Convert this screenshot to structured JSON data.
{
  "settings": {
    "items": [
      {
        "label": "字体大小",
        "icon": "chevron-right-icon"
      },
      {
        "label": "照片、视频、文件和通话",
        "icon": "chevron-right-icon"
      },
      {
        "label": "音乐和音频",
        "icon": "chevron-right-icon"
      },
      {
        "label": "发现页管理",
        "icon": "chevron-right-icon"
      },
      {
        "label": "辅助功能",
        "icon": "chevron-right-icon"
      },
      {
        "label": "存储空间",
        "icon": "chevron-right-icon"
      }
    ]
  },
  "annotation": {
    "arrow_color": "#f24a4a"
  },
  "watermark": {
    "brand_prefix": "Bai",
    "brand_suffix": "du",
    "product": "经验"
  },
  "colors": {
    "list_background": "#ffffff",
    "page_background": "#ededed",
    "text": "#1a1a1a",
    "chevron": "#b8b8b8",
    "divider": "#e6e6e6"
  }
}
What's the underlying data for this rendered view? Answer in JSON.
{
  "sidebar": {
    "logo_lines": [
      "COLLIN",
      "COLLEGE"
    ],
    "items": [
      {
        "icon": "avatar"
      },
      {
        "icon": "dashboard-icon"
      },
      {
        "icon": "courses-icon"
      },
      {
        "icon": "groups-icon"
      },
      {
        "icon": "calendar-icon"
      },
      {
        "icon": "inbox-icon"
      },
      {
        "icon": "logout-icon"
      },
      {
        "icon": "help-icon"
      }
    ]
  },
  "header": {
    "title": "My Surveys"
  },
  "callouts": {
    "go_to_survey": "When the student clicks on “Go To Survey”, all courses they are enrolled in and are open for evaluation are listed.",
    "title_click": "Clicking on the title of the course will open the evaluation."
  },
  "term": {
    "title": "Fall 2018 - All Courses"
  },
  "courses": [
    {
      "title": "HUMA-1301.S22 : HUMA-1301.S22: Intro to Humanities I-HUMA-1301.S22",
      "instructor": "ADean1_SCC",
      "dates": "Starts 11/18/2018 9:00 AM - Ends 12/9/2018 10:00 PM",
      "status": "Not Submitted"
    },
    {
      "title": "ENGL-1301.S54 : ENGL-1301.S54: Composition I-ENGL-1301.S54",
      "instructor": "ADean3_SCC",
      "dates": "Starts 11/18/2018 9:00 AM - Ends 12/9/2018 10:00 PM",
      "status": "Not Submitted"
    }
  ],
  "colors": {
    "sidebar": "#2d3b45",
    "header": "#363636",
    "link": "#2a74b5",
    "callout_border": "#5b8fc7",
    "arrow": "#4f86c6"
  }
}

JOB
Extract all lines from the material above that include the word "data".

CORRECT RESULT
Convert this screenshot to structured JSON data.
What's the underlying data for this rendered view? Answer in JSON.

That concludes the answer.